■ Short exercise
State the number of lines where "JSON" appears. Add nothing else.

■ Data supplied
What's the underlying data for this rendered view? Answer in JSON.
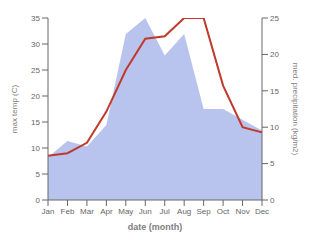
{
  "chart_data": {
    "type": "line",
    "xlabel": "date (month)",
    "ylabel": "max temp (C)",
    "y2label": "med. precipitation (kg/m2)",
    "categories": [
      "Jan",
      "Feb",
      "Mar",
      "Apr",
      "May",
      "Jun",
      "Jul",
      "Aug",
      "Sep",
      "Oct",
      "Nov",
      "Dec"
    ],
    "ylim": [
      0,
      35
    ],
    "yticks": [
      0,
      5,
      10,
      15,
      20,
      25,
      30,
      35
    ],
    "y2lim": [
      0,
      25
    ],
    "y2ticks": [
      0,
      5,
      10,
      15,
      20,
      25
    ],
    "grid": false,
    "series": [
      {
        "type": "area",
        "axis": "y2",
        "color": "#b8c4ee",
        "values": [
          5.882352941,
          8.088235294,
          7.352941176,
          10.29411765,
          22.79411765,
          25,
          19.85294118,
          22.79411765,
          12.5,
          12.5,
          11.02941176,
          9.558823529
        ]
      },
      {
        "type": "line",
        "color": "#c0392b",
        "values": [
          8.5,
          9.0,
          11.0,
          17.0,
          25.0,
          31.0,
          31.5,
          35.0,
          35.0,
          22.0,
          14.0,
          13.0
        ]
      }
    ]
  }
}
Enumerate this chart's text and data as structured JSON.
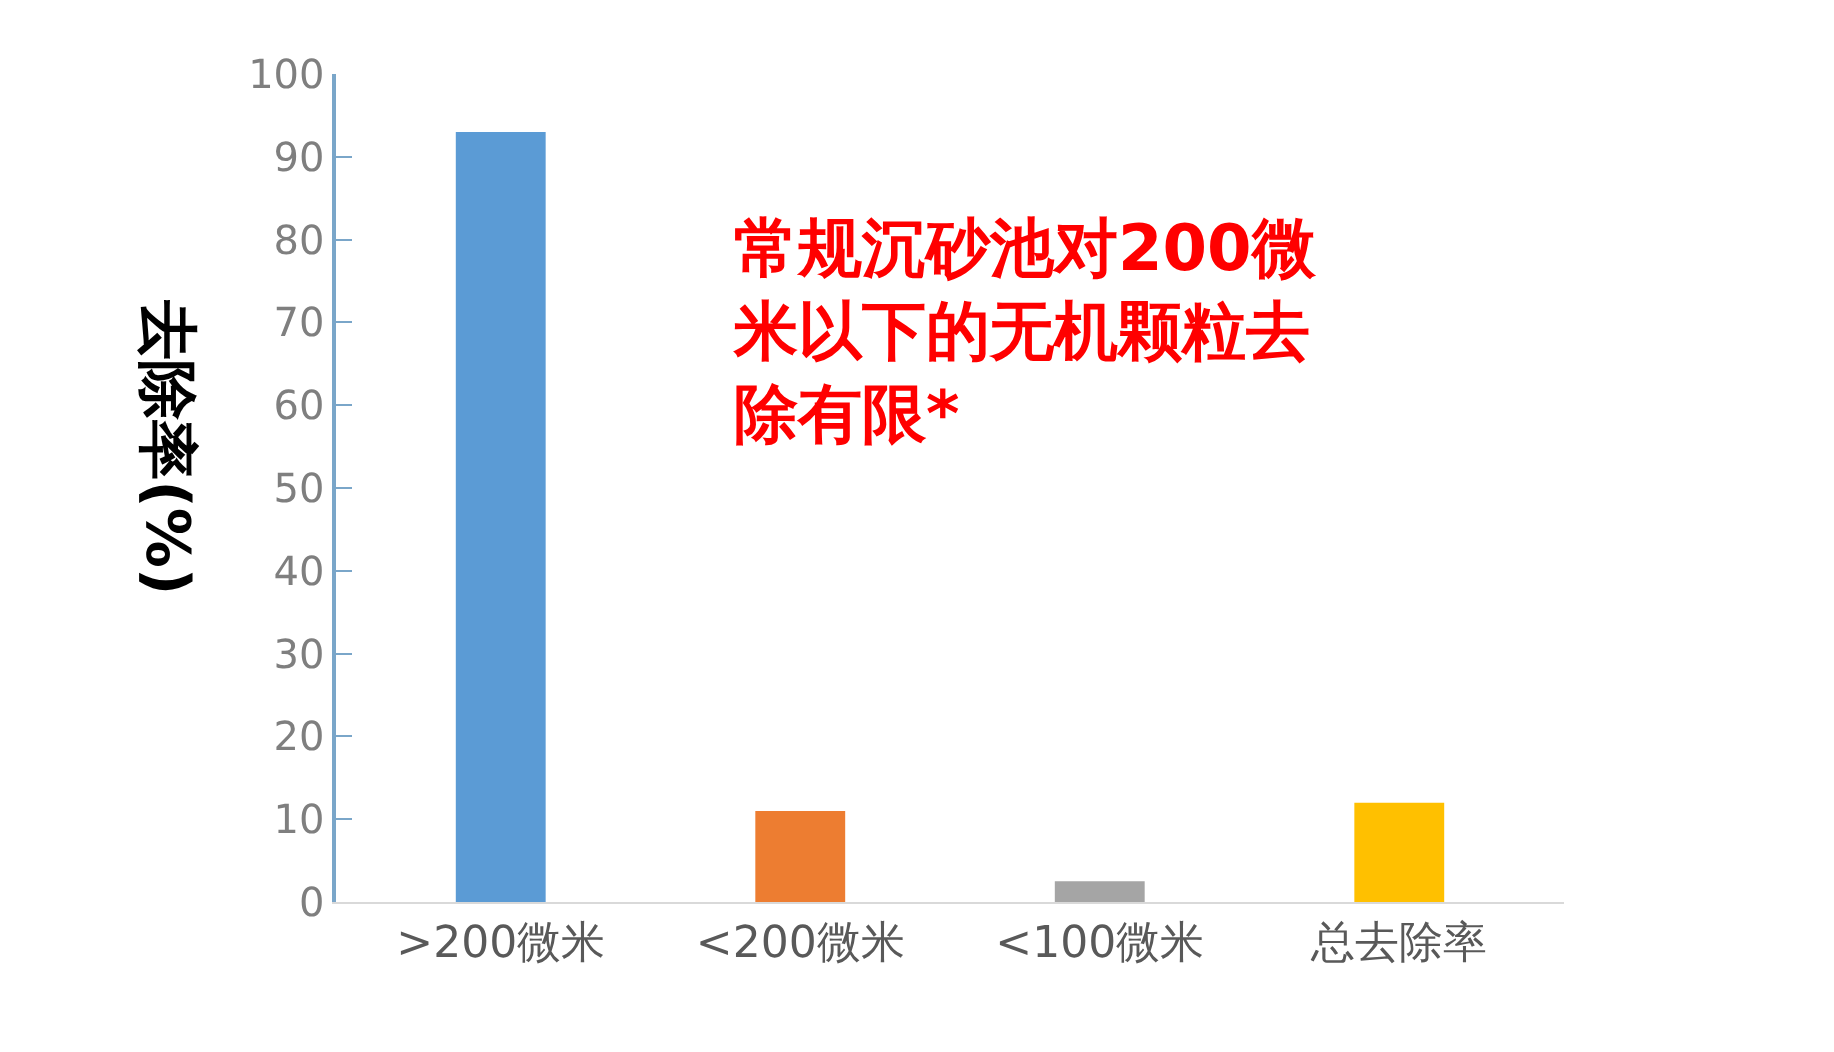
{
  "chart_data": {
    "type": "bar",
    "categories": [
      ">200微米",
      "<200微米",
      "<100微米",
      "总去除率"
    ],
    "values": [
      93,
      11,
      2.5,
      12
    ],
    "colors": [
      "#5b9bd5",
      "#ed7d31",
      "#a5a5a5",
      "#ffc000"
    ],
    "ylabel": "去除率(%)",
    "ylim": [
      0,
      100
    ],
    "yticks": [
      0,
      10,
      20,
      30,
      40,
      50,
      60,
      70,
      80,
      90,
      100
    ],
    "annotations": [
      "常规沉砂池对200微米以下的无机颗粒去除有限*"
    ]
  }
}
--
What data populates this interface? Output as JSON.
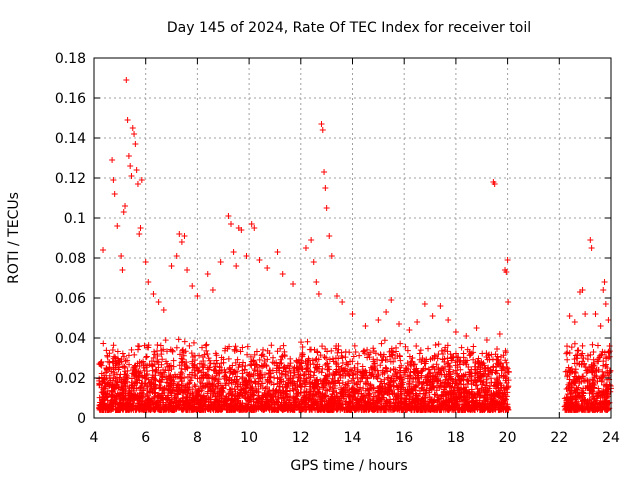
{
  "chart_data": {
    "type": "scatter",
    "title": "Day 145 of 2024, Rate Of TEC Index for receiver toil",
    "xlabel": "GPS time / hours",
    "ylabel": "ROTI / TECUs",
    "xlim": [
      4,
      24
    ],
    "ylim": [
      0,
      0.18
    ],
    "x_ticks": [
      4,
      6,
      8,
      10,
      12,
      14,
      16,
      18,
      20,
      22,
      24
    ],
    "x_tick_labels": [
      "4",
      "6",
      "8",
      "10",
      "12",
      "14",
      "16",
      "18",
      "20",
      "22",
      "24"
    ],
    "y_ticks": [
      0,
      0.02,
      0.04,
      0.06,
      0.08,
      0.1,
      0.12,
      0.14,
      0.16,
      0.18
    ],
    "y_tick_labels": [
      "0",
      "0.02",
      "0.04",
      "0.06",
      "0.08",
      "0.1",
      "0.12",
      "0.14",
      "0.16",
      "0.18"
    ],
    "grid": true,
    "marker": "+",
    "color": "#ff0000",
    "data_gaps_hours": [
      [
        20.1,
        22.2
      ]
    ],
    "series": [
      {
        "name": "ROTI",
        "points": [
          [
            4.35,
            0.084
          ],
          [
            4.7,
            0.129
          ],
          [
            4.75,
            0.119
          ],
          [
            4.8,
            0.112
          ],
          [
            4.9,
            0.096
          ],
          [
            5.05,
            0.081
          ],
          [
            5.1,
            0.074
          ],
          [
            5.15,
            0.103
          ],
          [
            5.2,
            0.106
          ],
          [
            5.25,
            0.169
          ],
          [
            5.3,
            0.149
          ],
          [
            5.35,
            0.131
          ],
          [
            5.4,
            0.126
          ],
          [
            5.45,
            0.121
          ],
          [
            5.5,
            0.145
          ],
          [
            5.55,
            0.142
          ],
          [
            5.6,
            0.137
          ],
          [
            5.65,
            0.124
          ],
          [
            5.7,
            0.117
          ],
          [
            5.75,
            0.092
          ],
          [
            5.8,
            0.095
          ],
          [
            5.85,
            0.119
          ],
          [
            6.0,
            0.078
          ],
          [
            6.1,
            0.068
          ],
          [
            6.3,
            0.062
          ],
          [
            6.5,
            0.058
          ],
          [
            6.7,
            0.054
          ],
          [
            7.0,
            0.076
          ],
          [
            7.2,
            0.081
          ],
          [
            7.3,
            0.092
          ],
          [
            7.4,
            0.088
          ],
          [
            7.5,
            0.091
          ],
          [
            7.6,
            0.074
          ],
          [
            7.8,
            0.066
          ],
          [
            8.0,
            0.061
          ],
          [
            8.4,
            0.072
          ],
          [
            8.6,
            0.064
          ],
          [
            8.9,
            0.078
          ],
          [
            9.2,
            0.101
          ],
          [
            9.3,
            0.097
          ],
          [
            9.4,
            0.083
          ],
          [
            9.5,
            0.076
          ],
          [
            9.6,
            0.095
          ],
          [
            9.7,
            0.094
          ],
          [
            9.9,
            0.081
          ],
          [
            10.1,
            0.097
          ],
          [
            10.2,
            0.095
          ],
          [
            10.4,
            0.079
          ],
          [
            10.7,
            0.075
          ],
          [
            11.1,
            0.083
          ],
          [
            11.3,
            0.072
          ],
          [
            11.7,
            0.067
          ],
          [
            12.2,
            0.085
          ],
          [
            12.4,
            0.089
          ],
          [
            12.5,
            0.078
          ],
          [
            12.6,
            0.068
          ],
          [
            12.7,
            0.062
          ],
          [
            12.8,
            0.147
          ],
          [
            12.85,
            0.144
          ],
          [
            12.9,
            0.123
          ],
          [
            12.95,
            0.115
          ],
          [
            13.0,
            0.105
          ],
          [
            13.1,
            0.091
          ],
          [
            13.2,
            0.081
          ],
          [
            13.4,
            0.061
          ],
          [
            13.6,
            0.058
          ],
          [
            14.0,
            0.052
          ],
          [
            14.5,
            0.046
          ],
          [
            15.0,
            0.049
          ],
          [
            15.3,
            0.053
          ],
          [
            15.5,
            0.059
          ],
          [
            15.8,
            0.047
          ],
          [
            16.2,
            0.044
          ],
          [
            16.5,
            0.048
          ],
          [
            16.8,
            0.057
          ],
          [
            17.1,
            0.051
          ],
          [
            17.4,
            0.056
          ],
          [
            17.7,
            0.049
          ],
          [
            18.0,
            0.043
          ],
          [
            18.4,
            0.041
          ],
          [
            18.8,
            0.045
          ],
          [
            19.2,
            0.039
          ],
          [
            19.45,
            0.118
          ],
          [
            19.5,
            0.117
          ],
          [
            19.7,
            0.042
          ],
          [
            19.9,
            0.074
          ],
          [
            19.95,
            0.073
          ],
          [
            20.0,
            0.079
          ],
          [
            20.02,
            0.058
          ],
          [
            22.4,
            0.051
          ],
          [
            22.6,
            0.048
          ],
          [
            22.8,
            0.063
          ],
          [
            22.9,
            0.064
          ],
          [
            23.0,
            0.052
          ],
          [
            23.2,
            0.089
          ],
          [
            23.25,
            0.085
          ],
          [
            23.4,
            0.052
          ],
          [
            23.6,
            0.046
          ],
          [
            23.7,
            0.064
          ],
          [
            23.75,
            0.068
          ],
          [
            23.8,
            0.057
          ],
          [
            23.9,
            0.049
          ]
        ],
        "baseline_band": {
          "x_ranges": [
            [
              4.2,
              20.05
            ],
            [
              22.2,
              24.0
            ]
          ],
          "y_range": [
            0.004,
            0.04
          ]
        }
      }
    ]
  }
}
==
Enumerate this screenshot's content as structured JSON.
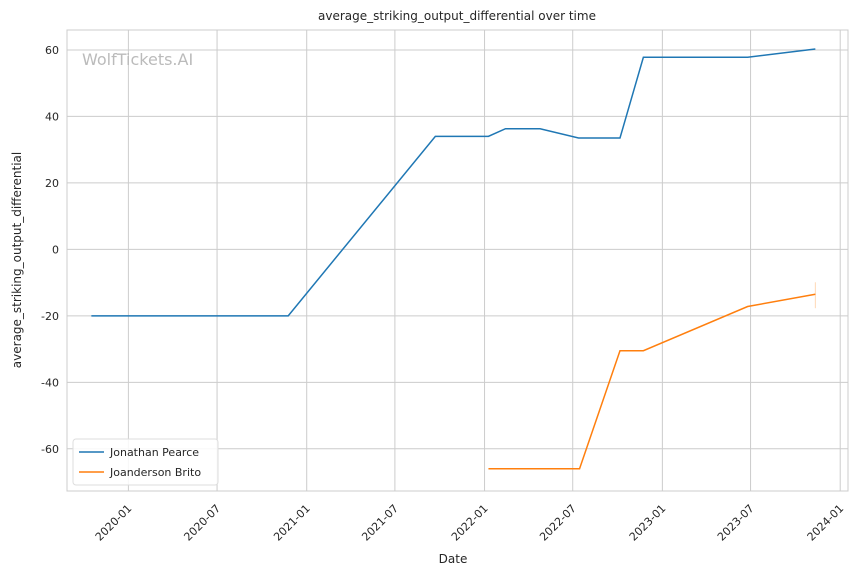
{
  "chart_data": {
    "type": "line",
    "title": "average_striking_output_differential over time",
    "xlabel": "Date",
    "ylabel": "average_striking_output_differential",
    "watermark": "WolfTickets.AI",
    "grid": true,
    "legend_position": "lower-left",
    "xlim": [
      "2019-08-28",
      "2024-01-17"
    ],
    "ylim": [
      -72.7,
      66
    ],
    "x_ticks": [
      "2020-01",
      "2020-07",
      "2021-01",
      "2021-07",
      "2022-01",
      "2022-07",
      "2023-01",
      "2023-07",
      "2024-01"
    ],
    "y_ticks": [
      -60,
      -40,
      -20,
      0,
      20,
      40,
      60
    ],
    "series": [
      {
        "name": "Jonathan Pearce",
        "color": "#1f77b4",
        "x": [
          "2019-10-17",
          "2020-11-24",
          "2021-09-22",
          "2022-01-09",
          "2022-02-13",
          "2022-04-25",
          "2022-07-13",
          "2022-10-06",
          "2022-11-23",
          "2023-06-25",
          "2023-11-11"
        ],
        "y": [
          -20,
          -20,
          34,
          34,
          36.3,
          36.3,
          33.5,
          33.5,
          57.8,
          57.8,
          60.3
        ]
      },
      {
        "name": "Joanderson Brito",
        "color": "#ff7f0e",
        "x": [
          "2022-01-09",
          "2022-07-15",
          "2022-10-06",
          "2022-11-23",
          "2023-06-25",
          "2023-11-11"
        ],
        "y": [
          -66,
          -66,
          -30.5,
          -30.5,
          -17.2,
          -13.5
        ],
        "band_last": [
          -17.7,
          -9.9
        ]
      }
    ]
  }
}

■ Written answer
4